### Task directions
Will you give every entry again exactly as it stands?

(Extracted data entries)

-------------------------

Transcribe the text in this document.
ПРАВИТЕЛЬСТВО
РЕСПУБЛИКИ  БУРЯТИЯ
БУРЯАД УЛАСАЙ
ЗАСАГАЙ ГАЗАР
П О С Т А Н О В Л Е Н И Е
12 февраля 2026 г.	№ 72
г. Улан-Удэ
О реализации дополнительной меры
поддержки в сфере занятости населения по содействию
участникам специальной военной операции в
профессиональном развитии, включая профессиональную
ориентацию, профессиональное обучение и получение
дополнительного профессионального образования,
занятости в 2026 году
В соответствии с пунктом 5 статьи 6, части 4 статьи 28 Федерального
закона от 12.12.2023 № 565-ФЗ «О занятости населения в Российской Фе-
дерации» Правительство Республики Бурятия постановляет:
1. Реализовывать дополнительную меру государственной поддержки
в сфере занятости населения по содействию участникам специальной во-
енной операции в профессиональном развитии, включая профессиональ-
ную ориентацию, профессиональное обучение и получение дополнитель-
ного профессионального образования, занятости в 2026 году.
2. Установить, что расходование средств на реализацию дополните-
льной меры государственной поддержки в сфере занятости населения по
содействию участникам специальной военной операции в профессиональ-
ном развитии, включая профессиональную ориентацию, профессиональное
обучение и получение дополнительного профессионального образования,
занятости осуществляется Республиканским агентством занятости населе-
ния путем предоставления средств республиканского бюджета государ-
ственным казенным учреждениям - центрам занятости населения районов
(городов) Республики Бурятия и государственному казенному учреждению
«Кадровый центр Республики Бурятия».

-------------------------

### Solution for this problem
Transcribe the text in this document.
ПРАВИТЕЛЬСТВО
РЕСПУБЛИКИ  БУРЯТИЯ
БУРЯАД УЛАСАЙ
ЗАСАГАЙ ГАЗАР
П О С Т А Н О В Л Е Н И Е
12 февраля 2026 г.	№ 72
г. Улан-Удэ
О реализации дополнительной меры
поддержки в сфере занятости населения по содействию
участникам специальной военной операции в
профессиональном развитии, включая профессиональную
ориентацию, профессиональное обучение и получение
дополнительного профессионального образования,
занятости в 2026 году
В соответствии с пунктом 5 статьи 6, части 4 статьи 28 Федерального
закона от 12.12.2023 № 565-ФЗ «О занятости населения в Российской Фе-
дерации» Правительство Республики Бурятия постановляет:
1. Реализовывать дополнительную меру государственной поддержки
в сфере занятости населения по содействию участникам специальной во-
енной операции в профессиональном развитии, включая профессиональ-
ную ориентацию, профессиональное обучение и получение дополнитель-
ного профессионального образования, занятости в 2026 году.
2. Установить, что расходование средств на реализацию дополните-
льной меры государственной поддержки в сфере занятости населения по
содействию участникам специальной военной операции в профессиональ-
ном развитии, включая профессиональную ориентацию, профессиональное
обучение и получение дополнительного профессионального образования,
занятости осуществляется Республиканским агентством занятости населе-
ния путем предоставления средств республиканского бюджета государ-
ственным казенным учреждениям - центрам занятости населения районов
(городов) Республики Бурятия и государственному казенному учреждению
«Кадровый центр Республики Бурятия».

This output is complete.